(Items from a data source)

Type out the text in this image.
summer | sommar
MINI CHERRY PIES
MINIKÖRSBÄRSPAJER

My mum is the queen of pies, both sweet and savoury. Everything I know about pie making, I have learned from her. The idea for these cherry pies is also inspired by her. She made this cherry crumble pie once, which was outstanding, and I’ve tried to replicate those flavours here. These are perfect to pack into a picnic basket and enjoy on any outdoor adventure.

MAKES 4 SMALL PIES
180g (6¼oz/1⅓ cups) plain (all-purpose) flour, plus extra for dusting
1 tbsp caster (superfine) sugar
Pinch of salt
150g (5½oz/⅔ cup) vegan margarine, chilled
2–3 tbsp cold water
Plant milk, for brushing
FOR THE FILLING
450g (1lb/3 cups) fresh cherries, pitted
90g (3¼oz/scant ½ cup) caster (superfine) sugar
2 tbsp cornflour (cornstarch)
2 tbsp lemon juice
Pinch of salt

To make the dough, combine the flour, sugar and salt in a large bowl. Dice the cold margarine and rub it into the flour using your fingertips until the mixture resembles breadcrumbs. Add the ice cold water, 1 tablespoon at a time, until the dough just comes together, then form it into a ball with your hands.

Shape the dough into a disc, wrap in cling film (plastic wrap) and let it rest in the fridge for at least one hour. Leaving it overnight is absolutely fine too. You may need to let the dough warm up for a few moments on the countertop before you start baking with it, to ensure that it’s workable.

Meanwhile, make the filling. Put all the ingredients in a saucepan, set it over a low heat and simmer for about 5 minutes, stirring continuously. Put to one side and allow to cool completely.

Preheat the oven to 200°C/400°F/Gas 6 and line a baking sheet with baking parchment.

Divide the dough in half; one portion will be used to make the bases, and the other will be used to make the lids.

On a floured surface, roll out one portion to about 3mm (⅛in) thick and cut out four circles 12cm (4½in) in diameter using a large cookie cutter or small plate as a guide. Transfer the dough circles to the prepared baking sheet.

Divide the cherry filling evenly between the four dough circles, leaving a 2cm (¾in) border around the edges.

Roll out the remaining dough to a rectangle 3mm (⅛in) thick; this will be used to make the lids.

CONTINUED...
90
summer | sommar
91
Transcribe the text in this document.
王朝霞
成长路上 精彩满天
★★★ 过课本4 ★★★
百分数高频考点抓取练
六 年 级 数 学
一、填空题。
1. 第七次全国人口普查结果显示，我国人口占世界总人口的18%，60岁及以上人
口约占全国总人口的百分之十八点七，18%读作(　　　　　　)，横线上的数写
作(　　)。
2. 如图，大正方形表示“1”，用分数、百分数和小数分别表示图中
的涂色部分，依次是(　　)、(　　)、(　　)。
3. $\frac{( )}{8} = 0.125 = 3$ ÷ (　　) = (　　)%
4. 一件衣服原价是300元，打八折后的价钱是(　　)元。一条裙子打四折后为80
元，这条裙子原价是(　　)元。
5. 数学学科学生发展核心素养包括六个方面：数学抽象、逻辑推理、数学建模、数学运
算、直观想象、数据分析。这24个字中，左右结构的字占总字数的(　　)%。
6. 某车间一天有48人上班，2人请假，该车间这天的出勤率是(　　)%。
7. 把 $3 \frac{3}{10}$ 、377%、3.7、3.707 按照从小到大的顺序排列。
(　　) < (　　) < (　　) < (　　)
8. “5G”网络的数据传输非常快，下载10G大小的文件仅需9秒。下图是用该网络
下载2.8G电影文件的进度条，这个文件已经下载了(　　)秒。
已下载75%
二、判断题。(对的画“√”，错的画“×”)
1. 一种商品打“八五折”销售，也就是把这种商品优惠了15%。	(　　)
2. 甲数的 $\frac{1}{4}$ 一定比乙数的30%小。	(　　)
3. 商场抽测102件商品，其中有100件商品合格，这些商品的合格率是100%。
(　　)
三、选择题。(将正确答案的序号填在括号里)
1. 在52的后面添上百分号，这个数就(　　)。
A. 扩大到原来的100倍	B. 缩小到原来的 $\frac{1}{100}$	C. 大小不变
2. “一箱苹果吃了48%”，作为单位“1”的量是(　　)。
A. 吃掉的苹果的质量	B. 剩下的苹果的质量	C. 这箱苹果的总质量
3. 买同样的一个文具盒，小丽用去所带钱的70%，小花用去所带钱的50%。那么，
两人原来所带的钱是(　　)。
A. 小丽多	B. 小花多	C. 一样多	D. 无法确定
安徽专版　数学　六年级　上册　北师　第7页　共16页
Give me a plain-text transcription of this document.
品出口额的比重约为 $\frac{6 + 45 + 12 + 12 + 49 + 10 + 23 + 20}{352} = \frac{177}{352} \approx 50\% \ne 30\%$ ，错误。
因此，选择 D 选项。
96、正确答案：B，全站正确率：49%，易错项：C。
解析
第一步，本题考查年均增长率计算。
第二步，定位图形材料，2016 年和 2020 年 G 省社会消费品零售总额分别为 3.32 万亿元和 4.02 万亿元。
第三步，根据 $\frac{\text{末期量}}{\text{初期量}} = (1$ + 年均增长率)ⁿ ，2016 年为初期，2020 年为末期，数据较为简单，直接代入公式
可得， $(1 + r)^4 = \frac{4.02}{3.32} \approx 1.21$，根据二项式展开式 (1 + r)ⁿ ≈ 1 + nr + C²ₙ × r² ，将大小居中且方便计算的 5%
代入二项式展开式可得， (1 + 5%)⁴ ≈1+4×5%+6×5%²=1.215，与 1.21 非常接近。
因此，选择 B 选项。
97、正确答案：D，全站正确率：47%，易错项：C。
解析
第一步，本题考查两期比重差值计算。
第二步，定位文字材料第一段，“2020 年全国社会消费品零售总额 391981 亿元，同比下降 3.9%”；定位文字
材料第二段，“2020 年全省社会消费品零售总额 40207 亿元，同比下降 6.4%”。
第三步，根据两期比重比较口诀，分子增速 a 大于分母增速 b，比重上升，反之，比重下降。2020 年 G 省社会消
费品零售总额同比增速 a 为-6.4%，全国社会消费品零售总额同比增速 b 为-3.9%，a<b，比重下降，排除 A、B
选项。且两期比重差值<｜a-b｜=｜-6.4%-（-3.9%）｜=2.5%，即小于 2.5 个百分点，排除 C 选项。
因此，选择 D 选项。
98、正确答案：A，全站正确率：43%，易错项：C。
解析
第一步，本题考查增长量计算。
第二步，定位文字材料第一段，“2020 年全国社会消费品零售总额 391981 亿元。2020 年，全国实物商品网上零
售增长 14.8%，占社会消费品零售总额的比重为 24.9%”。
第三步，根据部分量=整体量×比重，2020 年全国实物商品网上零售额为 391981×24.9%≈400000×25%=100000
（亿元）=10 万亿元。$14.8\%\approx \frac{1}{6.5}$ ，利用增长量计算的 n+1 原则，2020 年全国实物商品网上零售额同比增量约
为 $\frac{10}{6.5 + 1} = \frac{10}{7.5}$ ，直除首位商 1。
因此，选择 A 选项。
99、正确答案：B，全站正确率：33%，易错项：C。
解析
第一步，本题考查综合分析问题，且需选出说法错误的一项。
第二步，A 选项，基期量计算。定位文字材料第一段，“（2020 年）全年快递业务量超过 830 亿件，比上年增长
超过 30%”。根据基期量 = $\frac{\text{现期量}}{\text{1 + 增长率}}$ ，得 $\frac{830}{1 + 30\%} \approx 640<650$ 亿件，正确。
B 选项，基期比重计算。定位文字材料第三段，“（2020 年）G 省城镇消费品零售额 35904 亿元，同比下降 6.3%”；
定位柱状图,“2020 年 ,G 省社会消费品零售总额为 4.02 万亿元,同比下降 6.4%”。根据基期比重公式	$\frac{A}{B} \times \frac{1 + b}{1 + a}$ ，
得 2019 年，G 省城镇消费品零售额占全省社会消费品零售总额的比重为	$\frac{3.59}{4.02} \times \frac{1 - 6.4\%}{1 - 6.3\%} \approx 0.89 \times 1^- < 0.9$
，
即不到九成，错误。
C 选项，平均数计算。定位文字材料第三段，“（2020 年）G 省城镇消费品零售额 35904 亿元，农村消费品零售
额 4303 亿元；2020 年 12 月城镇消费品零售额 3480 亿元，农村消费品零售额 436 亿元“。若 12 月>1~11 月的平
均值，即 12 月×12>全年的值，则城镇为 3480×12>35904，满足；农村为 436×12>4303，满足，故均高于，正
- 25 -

*EXERCISE*.
Check each line of the material above for "cups" and say how many lines contain it, giving the number alone.

*EXERCISE RESULT*.
2